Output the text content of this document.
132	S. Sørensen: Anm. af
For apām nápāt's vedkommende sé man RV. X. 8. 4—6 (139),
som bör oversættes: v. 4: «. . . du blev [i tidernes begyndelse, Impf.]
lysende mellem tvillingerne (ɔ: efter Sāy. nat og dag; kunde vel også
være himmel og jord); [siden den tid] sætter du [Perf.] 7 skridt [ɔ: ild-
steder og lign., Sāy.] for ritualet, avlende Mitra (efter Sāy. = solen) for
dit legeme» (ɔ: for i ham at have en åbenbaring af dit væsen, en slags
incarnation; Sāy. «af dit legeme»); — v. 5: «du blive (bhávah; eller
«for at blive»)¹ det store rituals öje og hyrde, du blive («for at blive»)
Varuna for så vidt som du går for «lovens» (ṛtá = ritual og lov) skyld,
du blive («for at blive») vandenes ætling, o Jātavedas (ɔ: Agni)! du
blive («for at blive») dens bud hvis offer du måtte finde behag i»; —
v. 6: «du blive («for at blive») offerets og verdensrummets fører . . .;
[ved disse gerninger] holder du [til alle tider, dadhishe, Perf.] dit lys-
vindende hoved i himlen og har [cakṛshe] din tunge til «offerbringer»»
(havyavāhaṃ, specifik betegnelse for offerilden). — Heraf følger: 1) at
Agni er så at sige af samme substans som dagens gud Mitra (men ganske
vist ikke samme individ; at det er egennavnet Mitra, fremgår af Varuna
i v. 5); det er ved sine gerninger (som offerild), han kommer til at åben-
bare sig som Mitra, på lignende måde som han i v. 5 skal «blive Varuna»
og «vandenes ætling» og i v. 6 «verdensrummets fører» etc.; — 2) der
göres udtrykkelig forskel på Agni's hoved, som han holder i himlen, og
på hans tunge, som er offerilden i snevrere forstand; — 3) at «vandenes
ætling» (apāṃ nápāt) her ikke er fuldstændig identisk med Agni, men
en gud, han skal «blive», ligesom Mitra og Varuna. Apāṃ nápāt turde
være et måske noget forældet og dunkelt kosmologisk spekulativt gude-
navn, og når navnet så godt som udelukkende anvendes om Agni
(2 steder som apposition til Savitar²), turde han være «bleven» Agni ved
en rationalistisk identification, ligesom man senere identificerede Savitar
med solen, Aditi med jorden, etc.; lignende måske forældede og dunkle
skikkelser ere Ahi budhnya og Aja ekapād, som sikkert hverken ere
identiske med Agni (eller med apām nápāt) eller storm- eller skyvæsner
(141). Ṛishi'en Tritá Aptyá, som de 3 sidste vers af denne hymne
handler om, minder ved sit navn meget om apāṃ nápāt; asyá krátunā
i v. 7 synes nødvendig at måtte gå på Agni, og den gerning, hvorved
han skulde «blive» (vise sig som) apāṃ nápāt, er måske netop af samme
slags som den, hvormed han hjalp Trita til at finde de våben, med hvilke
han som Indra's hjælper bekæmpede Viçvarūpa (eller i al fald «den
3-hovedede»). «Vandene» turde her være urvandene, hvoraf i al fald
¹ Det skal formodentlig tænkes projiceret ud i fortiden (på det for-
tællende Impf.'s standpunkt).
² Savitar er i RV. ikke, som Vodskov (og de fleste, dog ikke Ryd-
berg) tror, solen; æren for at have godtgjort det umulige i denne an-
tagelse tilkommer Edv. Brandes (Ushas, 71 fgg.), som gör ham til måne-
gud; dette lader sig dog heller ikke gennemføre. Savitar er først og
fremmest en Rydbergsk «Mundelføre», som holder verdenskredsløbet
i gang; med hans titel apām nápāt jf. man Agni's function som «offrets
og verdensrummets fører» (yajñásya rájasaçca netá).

• • •

Wherever a line in the data above holds "finde", copy that line.

blive («for at blive») dens bud hvis offer du måtte finde behag i»; —
slags som den, hvormed han hjalp Trita til at finde de våben, med hvilke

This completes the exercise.